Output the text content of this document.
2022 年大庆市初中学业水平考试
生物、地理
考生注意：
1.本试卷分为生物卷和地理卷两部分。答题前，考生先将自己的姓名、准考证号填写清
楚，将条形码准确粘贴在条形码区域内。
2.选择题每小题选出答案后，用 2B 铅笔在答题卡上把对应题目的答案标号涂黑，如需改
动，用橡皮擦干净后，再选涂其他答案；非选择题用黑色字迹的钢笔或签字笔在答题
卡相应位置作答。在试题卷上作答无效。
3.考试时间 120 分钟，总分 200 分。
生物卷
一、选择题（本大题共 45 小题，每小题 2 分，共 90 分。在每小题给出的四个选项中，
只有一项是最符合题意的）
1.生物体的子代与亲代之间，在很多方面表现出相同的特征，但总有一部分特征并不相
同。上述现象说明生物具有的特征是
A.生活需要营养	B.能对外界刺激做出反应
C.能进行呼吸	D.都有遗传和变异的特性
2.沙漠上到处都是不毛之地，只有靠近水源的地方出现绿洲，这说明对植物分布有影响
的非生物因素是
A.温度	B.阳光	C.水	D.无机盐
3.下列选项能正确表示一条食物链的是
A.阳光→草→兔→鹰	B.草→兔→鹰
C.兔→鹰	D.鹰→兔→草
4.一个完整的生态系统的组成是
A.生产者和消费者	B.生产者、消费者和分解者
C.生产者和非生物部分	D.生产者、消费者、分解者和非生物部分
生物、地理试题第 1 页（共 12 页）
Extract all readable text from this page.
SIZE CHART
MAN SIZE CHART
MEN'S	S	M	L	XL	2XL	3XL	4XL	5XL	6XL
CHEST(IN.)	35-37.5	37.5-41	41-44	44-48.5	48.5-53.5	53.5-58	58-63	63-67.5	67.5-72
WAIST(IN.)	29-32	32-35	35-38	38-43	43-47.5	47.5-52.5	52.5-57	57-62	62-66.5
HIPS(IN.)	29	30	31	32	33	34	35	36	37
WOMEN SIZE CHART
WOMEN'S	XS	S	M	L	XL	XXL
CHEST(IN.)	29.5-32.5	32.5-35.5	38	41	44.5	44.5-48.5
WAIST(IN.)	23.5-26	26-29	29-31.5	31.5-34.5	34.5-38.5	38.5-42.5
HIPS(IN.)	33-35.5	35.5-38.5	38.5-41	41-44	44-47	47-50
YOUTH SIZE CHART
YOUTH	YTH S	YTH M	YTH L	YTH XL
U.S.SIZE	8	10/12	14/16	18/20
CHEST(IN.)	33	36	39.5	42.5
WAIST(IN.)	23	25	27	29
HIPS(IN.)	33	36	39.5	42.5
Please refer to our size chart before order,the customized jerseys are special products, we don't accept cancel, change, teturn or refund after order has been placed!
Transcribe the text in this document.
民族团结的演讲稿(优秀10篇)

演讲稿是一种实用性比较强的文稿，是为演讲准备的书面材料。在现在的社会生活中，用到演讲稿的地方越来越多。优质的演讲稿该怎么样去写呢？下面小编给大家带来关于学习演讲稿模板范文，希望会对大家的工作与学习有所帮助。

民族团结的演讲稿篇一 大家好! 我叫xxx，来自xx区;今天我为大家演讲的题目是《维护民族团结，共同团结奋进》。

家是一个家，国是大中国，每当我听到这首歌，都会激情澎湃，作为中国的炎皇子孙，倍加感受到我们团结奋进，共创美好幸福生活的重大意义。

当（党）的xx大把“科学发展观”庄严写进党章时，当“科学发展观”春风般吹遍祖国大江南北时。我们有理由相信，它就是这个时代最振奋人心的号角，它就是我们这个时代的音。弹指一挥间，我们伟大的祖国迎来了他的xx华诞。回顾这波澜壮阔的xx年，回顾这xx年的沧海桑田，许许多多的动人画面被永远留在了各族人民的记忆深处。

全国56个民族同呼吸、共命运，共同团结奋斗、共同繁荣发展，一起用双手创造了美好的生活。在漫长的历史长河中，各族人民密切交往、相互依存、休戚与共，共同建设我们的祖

= = = = =

Gather from the entries above all lines that include the string "this".

SOLUTION:
Output the text content of this document.
Extract all readable text from this page.
Transcribe the text in this document.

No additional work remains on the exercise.